Do this:
In the entries below, find the lines that contain the word "divozione" and copy them.

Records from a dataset

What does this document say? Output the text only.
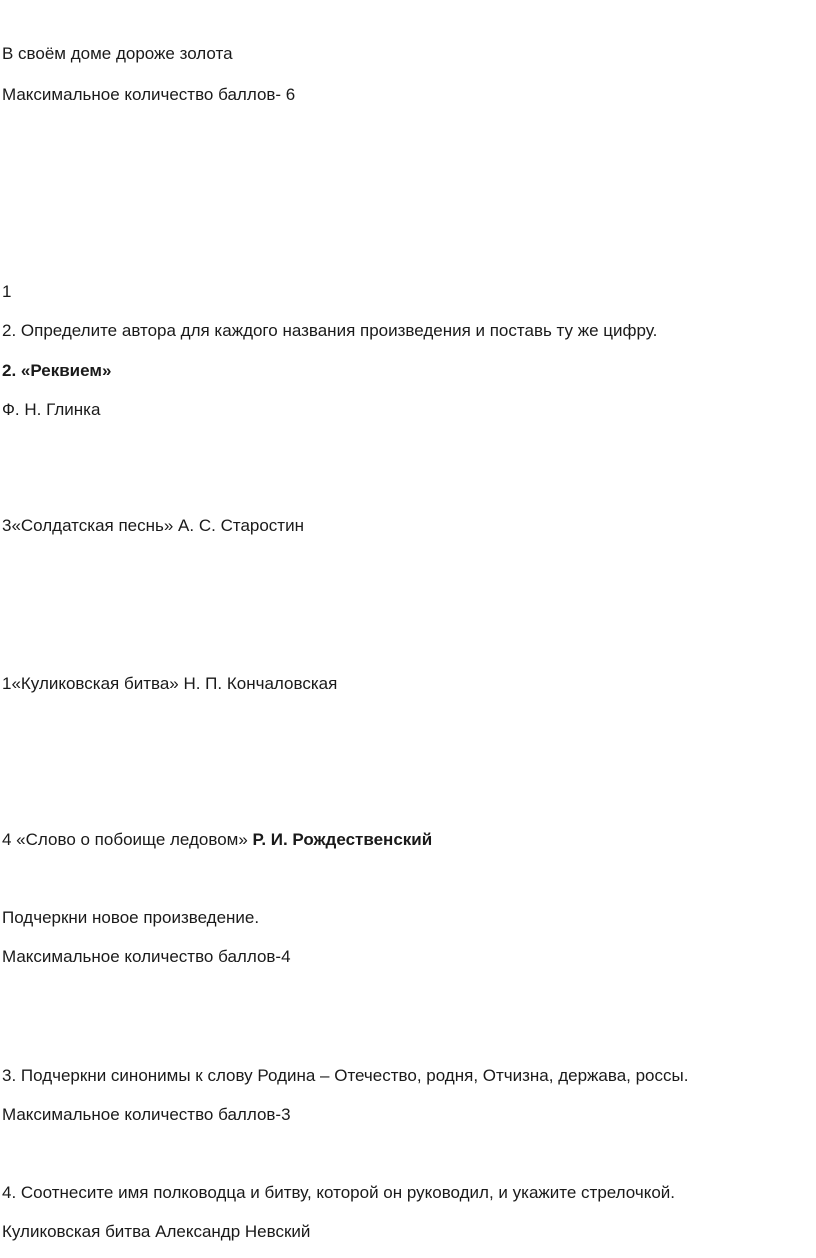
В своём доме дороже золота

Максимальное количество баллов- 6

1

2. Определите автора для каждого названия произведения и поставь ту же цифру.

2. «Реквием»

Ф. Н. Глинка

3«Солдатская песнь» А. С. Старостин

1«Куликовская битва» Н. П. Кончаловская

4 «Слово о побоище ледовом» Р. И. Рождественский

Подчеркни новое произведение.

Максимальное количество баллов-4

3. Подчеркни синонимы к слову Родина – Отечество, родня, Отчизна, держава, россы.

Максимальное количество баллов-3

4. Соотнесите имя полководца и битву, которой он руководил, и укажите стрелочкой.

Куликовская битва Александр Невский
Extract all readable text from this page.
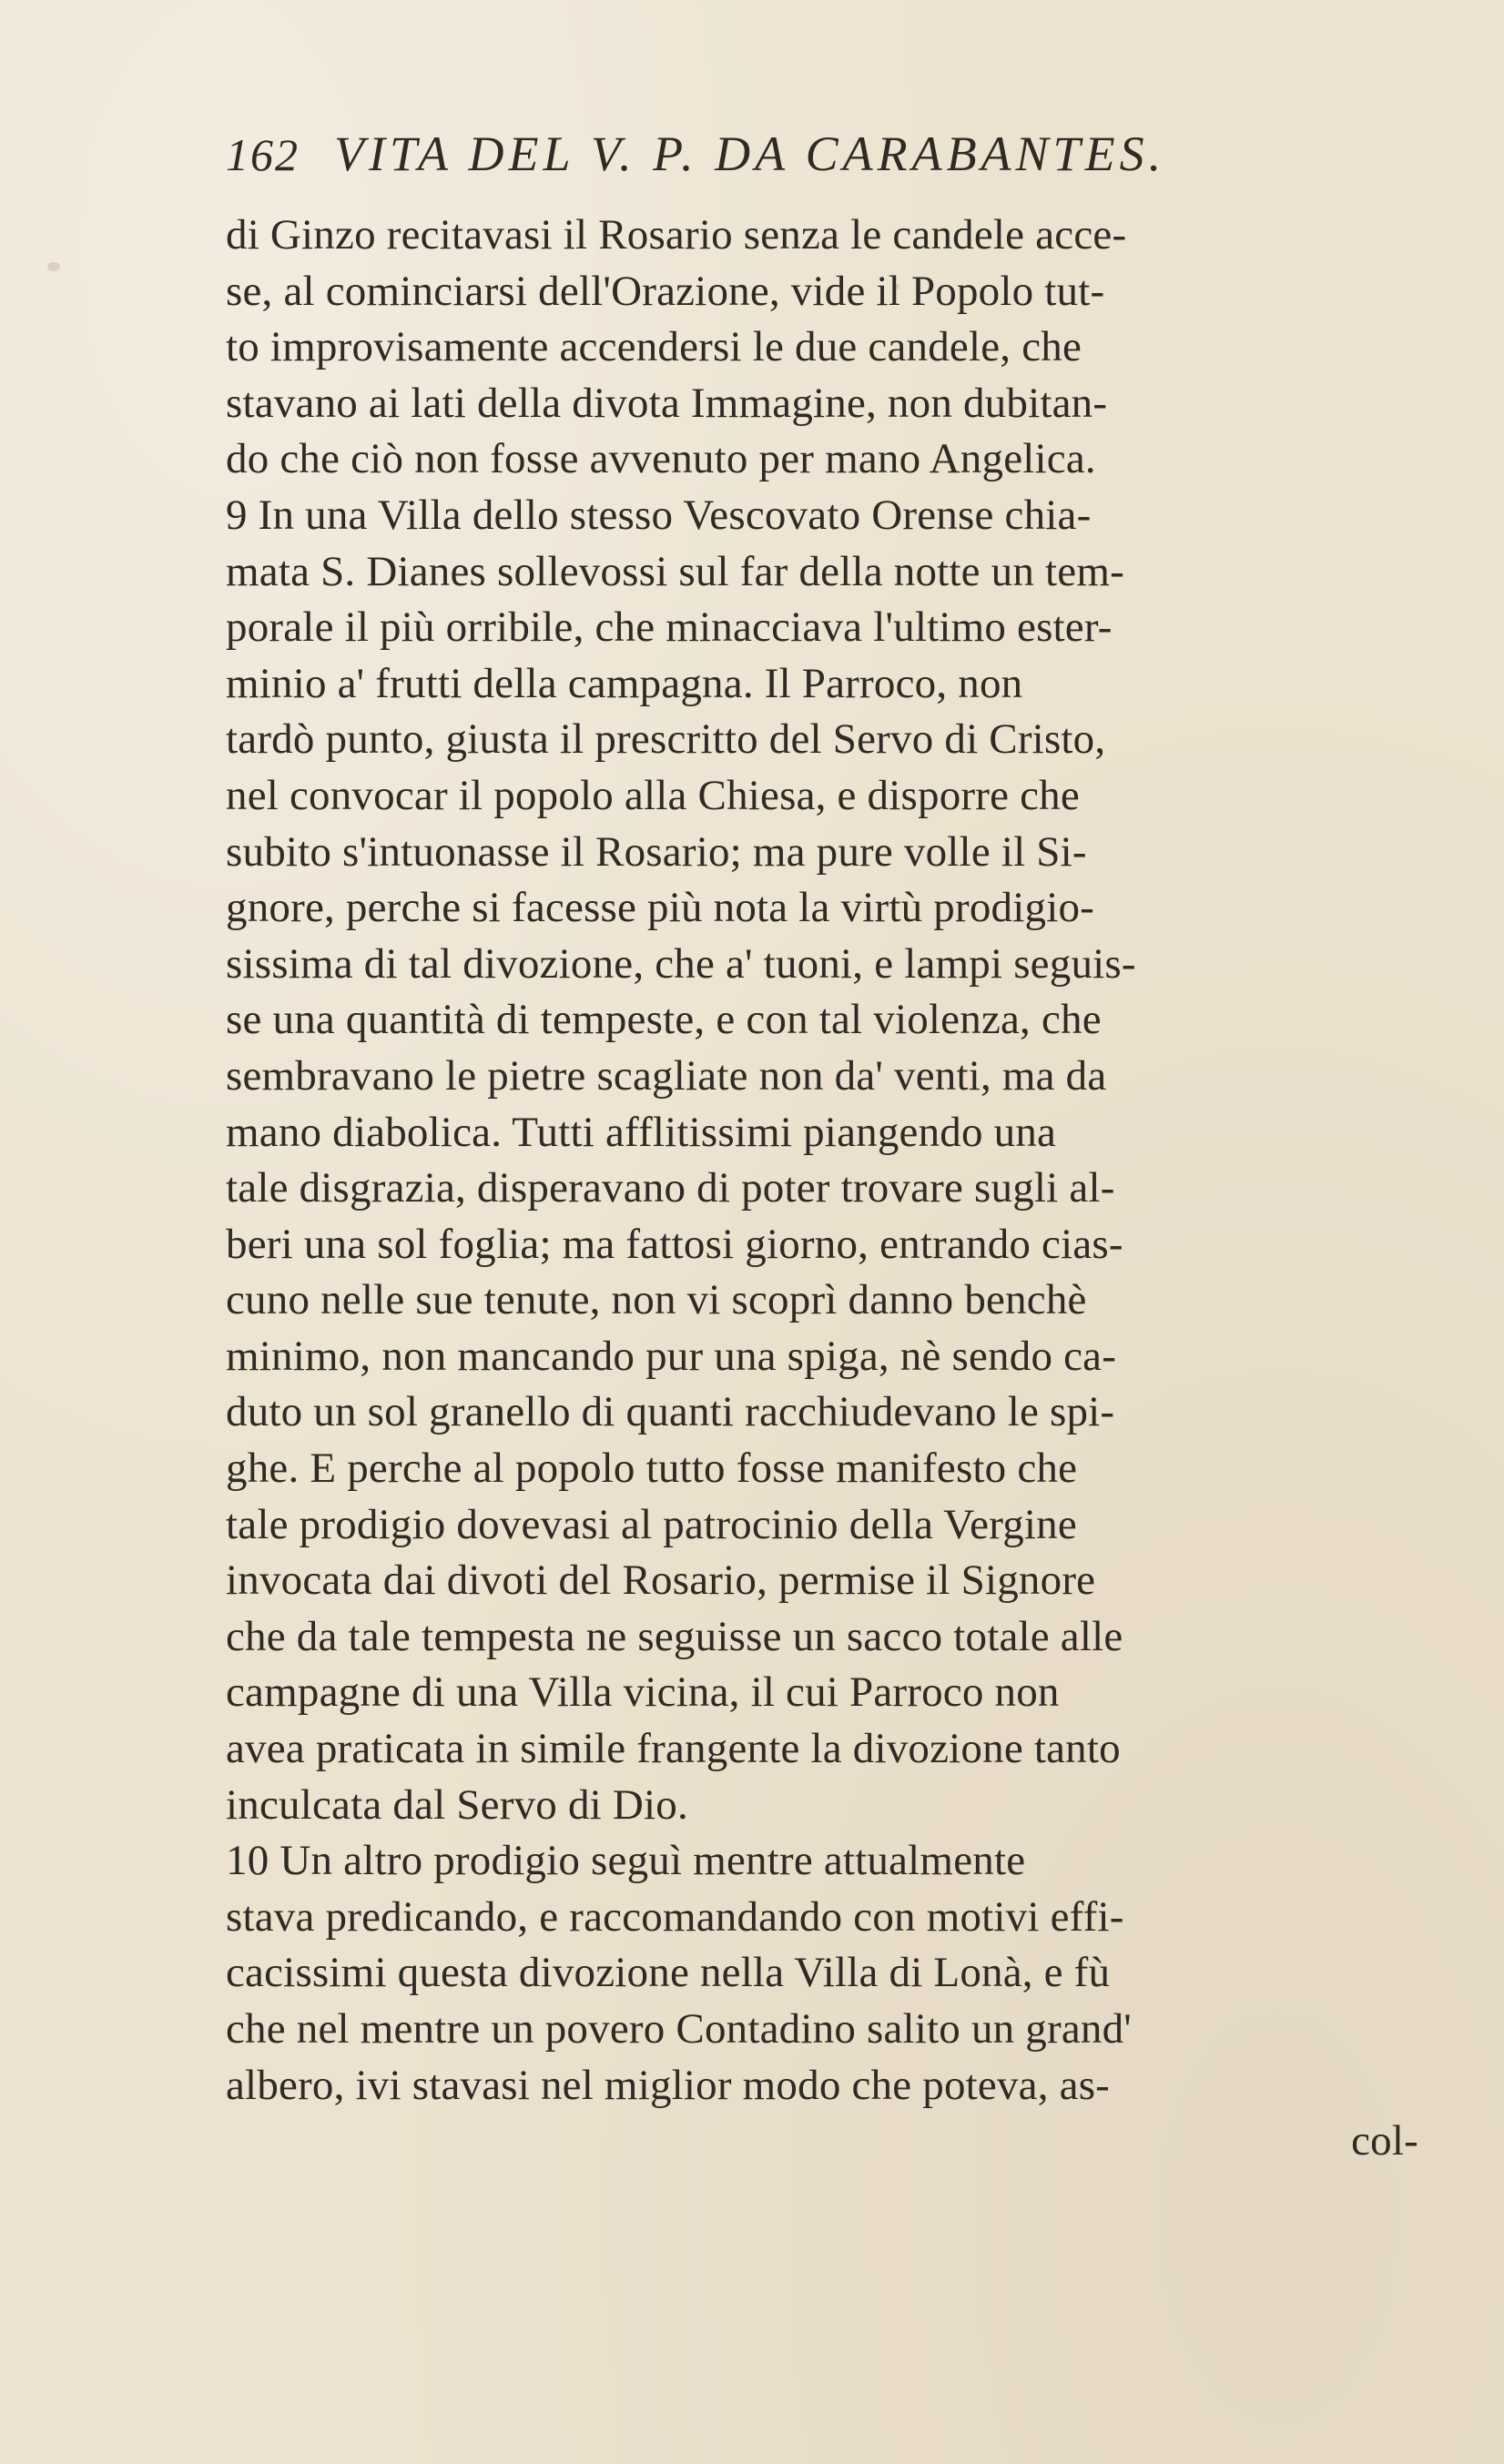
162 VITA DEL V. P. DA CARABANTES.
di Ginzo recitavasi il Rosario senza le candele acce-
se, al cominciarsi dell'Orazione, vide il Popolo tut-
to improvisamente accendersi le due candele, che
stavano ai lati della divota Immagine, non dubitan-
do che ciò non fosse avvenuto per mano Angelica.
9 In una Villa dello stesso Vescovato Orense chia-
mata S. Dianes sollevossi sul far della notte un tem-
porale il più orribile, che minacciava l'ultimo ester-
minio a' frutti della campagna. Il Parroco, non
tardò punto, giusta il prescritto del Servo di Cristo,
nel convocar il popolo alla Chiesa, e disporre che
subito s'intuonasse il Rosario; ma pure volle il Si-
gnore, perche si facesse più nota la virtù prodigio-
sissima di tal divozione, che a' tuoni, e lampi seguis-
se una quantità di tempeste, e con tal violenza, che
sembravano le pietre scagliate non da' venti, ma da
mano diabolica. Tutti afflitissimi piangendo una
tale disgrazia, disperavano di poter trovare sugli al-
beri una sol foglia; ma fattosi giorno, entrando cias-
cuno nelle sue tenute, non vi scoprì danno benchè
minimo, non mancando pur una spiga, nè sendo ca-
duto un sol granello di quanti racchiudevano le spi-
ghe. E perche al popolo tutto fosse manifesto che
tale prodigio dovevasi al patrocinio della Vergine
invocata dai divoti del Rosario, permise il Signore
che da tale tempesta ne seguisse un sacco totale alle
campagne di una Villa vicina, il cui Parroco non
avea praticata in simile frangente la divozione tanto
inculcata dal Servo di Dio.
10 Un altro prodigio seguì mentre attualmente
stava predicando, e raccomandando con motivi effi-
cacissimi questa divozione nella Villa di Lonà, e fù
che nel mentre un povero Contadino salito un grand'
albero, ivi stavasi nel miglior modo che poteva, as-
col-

* * *

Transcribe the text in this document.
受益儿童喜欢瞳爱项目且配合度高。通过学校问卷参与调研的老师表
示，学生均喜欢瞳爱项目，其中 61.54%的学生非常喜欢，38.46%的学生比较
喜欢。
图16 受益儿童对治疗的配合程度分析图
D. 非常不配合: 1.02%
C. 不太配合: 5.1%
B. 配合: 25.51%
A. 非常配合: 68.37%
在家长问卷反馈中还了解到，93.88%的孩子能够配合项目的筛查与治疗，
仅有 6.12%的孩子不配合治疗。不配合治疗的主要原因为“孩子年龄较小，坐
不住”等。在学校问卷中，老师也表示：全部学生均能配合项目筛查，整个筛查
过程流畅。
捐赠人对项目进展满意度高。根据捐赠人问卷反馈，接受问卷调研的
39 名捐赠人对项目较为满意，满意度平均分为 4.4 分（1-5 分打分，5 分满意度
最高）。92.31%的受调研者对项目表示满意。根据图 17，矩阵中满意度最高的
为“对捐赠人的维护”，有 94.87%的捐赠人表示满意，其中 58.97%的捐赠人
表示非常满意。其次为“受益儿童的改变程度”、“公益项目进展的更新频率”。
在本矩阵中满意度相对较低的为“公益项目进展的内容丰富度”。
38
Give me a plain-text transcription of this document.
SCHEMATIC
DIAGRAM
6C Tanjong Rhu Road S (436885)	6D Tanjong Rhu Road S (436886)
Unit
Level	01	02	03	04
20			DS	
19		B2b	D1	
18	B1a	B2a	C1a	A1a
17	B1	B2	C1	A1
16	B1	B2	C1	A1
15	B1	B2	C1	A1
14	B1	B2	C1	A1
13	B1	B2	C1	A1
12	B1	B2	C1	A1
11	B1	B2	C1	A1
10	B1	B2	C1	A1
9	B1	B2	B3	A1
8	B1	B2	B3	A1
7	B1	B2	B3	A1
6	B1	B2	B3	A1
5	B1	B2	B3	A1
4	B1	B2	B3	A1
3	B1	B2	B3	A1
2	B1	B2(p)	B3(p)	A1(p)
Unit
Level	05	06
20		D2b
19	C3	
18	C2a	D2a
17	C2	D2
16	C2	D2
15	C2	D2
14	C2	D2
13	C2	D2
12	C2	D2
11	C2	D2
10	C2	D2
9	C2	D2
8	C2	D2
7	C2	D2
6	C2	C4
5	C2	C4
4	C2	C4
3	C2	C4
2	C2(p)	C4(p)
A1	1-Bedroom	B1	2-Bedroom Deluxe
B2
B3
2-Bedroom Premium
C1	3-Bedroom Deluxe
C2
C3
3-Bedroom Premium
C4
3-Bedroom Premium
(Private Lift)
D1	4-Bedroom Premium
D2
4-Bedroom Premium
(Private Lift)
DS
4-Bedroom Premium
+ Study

Exercise answer:
sissima di tal divozione, che a' tuoni, e lampi seguis-
avea praticata in simile frangente la divozione tanto
cacissimi questa divozione nella Villa di Lonà, e fù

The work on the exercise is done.